[[ Document extract open ]]
Image: A new study shows aspiration and stent receivers show equal success during revascularization (Photo courtesy of Alamy).
Contact aspiration does not show any real advantage over stent retrievers during revascularization for an ischemic stroke, according to a new study.

Researchers at Laennec University Hospital (Nantes, France), Foch Hospital (Suresnes, France), and other institutions conducted a study involving 381 patients (mean age 69.9 years, 45.7% female) with acute ischemic stroke in the anterior circulation who were randomized to contact aspiration (192 patients) or stent retriever (189 patients) before urgent mechanical thrombectomy at eight French comprehensive stroke centers in 2015-2016. Both options were used as first-line line treatment, with a switch to other therapy allowed after three failed attempts.

The results revealed that the proportion of patients with successful revascularization was 85.4% in the contact aspiration group versus 83.1% in the stent retriever group. For clinical efficacy outcomes, which included degree of disability, as assessed by overall distribution of the modified Rankin Scale (mRS) score at 90 days, change in National Institutes of Health Stroke Scale (NIHSS) score at 24 hours, 90-day all-cause mortality, and procedure-related serious adverse events, there were no significant differences between groups. The study was published on August 1, 2017, in JAMA.
[[ Document extract closed ]]
[[ Information shown open ]]
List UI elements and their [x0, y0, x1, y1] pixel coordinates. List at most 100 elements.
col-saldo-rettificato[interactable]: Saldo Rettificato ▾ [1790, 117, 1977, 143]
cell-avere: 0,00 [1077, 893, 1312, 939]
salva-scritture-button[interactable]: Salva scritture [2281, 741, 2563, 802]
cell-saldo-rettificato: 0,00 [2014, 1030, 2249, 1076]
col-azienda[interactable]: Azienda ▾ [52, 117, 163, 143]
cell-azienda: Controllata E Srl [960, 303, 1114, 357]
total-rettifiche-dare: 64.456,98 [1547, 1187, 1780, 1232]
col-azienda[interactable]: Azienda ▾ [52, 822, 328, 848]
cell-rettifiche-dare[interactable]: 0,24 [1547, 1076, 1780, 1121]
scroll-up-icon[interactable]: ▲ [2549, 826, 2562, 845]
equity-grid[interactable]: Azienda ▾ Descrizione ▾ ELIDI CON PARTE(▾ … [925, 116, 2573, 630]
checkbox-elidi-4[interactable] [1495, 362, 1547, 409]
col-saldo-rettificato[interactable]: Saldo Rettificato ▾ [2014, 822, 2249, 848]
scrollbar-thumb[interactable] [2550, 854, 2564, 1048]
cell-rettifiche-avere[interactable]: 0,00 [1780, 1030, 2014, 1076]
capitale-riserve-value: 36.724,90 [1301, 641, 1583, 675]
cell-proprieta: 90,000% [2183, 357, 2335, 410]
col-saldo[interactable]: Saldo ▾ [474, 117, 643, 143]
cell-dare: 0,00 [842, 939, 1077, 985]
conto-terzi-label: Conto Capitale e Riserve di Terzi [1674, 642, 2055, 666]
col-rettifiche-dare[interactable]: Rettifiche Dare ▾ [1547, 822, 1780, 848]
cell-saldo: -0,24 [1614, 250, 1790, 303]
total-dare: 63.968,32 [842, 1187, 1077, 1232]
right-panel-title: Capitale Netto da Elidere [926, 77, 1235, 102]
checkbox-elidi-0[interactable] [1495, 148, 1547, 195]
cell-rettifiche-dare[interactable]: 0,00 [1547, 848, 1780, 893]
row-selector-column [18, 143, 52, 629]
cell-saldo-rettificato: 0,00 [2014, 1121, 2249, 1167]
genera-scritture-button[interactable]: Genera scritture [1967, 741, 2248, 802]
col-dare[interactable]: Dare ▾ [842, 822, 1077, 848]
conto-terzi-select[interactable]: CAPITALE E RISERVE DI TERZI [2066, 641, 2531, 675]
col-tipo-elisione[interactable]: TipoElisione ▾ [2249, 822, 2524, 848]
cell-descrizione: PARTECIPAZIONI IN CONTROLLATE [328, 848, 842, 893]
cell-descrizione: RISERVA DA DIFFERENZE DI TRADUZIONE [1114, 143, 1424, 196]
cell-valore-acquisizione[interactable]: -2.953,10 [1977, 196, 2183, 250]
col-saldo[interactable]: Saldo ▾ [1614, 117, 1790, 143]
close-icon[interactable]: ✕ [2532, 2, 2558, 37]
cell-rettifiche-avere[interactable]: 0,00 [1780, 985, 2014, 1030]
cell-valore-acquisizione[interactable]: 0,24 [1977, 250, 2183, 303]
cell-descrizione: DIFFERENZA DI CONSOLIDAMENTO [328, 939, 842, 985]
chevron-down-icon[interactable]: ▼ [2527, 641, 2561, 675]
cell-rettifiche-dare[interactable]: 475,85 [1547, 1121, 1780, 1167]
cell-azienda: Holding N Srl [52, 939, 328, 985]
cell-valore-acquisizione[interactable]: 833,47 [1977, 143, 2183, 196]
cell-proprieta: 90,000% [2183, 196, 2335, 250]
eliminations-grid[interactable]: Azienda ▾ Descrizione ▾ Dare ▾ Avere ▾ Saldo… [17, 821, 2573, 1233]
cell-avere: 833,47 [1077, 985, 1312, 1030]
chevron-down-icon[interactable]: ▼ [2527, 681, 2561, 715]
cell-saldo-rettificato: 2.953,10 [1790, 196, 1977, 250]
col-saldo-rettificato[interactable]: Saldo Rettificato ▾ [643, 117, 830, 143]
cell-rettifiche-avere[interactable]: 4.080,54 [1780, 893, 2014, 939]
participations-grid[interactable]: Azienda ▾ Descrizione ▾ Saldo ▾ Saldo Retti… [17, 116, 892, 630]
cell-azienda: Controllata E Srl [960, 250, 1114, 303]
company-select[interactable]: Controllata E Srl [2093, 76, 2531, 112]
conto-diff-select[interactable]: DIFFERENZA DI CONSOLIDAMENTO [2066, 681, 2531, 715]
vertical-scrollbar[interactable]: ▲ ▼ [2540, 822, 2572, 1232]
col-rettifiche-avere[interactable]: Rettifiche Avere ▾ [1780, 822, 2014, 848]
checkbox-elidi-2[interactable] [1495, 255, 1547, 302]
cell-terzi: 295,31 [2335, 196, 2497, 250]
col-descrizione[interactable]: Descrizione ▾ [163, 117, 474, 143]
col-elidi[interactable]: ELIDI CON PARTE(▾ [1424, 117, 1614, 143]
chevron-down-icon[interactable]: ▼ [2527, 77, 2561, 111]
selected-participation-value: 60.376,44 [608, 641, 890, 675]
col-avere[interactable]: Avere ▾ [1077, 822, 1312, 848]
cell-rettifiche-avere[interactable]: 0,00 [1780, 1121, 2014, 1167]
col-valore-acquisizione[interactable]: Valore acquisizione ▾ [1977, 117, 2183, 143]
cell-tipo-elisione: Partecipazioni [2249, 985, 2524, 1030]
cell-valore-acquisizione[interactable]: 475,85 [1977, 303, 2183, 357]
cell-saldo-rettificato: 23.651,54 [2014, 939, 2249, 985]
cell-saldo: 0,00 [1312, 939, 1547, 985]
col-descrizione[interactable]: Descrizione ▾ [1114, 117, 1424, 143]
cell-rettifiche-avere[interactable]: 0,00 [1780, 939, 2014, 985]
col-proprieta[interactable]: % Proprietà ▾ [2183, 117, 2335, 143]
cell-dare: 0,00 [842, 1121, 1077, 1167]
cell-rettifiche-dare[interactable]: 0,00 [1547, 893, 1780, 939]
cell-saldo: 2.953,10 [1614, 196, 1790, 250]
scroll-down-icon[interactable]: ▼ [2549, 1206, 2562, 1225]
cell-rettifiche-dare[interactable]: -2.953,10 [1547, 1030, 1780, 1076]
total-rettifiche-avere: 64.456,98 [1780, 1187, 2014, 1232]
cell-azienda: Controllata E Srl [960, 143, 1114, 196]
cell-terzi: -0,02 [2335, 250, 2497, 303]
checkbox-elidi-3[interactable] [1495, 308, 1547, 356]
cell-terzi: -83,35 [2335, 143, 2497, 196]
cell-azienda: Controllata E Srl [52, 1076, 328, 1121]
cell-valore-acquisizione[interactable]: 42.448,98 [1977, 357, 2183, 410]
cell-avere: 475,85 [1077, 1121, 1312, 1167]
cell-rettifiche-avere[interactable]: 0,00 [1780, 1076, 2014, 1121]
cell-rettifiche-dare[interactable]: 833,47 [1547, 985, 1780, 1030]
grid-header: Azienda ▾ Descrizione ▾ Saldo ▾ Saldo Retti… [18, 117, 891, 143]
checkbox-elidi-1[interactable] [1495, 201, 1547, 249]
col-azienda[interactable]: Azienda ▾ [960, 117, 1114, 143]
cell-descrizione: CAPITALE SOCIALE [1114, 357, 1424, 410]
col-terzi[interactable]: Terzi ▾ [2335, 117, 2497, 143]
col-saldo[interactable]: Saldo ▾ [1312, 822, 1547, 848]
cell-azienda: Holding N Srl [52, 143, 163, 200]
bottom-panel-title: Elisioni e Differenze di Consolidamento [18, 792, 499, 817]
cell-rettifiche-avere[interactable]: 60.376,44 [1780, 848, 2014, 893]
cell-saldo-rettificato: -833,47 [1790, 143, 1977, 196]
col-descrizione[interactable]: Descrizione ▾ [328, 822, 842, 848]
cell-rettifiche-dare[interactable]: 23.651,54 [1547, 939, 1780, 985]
[[ Information shown closed ]]
▸ Required action A:
From the article on the stroke treatment study, write out the passage from "Contact aspiration does" to "three failed attempts.".
▸ Required action B:
According to the article on the stroke treatment study, why does contact aspiration show no real advantage over stent retrievers? Answer in one to three sentences.
▸ Required action C:
Continue the article on the stroke treatment study from its final sentence.

▸ Written response A:
Contact aspiration does not show any real advantage over stent retrievers during revascularization for an ischemic stroke, according to a new study.

Researchers at Laennec University Hospital (Nantes, France), Foch Hospital (Suresnes, France), and other institutions conducted a study involving 381 patients (mean age 69.9 years, 45.7% female) with acute ischemic stroke in the anterior circulation who were randomized to contact aspiration (192 patients) or stent retriever (189 patients) before urgent mechanical thrombectomy at eight French comprehensive stroke centers in 2015-2016. Both options were used as first-line line treatment, with a switch to other therapy allowed after three failed attempts.

▸ Written response B:
Successful revascularization occurred in 85.4% of patients in the contact aspiration group and 83.1% in the stent retriever group. There were no significant differences between the groups in clinical efficacy outcomes. These outcomes were disability at 90 days, change in NIHSS score at 24 hours, 90-day all-cause mortality, and procedure-related serious adverse events.

▸ Written response C:
“First-line contact aspiration was not superior to first-line stent retriever in achieving successful revascularization at the end of the endovascular procedure,” concluded lead author Bertrand Lapergue, MD, PhD, of Foch Hospital, and colleagues. “There are no significant difference in revascularization rate and safety using either thrombectomy technique with Penumbra aspiration and stent retrievers for acute ischemic stroke patients with large vessel occlusions.”

Currently, intravenous alteplase administered within 4.5 hours of symptom onset is the only reperfusion therapy with proven efficacy in patients with acute ischemic stroke. But alteplase appears to be much less effective at opening proximal occlusions of the major intracranial arteries, which account for more than one third of cases of acute anterior-circulation stroke. As a result, use of contact aspiration and stent retrievers to mechanically remove the occluding thrombus has increased dramatically since 2008.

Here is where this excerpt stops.